▸ **Data items**:

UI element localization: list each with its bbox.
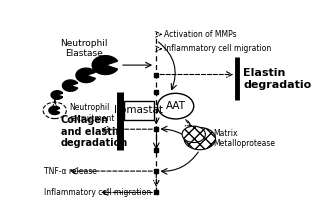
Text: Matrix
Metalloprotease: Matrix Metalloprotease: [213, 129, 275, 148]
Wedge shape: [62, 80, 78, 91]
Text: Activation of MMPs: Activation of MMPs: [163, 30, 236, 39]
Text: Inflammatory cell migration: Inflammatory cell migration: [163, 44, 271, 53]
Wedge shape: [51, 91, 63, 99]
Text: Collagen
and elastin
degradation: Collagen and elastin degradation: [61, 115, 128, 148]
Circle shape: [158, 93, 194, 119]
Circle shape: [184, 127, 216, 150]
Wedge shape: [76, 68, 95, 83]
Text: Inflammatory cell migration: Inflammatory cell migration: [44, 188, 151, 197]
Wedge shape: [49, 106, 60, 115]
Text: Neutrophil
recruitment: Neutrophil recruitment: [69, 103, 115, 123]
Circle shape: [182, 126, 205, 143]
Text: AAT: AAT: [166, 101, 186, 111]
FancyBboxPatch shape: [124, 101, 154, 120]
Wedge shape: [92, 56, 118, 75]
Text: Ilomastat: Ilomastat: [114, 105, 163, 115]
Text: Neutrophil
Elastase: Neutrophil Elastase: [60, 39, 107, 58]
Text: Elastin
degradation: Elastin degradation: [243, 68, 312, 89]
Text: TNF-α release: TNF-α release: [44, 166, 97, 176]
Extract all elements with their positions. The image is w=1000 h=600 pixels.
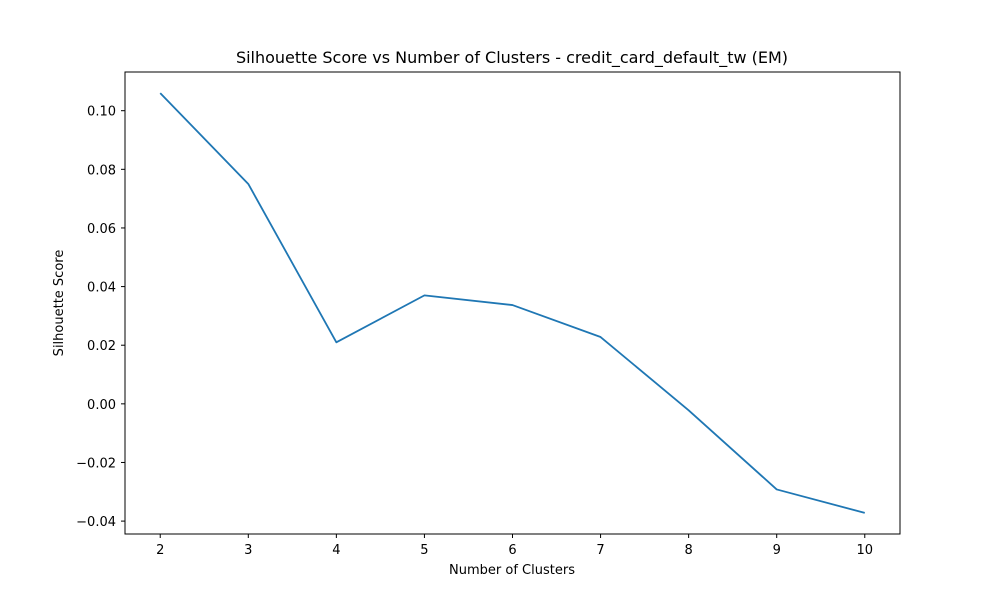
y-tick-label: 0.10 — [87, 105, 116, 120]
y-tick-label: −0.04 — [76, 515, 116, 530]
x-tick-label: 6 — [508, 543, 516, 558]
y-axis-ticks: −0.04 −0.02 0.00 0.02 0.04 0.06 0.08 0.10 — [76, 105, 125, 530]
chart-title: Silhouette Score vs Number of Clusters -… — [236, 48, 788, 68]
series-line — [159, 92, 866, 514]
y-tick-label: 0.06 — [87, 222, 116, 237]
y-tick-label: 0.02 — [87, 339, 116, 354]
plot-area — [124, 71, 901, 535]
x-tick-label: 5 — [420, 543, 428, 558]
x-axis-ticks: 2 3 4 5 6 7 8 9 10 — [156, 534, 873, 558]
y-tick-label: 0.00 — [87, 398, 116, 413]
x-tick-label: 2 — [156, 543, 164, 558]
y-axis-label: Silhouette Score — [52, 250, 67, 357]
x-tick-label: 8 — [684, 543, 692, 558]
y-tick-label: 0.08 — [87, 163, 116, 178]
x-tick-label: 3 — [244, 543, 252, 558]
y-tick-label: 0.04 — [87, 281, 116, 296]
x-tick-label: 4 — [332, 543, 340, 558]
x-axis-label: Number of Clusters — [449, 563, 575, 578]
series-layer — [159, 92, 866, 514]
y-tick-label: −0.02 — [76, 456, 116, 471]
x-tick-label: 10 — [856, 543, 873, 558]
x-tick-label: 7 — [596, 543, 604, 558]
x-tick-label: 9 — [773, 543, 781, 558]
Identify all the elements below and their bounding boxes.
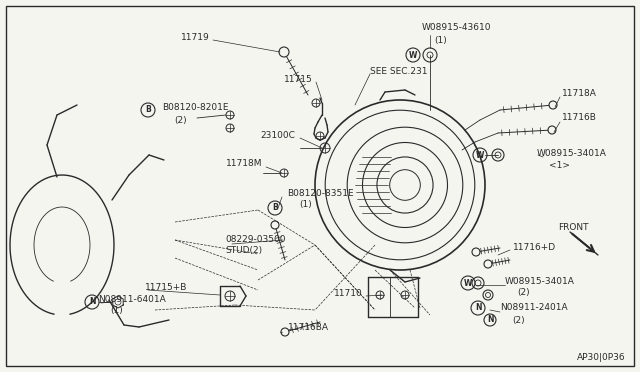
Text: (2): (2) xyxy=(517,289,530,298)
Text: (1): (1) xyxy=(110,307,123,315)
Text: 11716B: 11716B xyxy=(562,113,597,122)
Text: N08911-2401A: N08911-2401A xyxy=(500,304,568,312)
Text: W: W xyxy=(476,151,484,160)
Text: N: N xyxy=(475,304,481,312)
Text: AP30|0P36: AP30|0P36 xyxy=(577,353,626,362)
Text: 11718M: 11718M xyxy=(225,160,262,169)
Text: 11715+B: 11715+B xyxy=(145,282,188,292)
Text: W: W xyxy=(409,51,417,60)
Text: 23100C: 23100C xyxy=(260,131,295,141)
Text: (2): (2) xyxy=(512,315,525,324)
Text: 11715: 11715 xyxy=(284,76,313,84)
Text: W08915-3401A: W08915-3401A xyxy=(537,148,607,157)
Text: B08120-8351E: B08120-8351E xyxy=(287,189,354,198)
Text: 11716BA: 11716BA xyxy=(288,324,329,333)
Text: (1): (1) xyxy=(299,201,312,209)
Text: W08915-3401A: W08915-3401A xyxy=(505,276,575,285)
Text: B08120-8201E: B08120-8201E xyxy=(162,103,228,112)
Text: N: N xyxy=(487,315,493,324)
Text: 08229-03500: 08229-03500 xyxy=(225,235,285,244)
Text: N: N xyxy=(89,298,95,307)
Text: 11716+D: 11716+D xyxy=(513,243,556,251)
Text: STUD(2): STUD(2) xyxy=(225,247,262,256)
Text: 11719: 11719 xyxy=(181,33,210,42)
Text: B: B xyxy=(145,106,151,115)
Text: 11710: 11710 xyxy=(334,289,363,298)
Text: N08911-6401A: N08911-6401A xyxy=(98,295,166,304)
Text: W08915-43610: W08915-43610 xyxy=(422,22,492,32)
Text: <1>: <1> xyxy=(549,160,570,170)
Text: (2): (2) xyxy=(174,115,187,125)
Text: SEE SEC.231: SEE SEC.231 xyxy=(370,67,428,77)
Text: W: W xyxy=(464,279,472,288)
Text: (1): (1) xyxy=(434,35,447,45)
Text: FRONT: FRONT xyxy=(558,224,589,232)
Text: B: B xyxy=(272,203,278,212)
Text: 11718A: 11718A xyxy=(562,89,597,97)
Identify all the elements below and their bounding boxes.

--

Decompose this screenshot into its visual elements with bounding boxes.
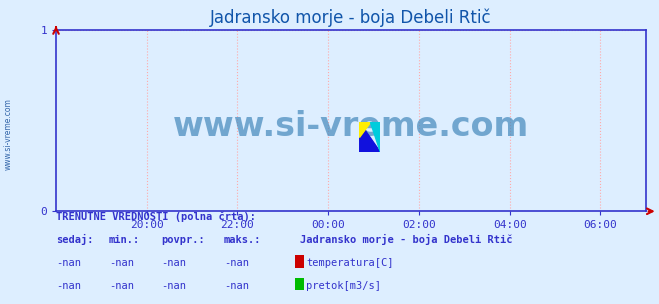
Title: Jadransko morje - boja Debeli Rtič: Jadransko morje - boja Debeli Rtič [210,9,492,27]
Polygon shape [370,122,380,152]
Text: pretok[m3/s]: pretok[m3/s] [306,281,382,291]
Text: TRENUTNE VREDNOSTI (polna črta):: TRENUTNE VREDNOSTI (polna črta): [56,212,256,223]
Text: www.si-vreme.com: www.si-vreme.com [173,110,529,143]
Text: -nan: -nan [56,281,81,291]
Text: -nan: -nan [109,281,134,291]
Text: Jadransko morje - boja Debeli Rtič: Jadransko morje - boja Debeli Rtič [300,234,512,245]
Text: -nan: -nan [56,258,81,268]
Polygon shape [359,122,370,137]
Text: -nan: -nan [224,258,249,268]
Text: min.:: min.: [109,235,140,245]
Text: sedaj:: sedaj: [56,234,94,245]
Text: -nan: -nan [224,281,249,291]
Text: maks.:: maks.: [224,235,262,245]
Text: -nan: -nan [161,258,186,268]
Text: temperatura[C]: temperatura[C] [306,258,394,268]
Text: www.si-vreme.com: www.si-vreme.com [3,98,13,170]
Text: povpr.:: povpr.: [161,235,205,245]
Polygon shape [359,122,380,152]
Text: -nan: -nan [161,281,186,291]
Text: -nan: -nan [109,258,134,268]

▸ **PROBLEM STATEMENT**: Extract every line of the rows above that contains the string "axis".

▸ **THE RESULT**:
y-axis-ticks: −0.04 −0.02 0.00 0.02 0.04 0.06 0.08 0.10 — [76, 105, 125, 530]
x-axis-ticks: 2 3 4 5 6 7 8 9 10 — [156, 534, 873, 558]
y-axis-label: Silhouette Score — [52, 250, 67, 357]
x-axis-label: Number of Clusters — [449, 563, 575, 578]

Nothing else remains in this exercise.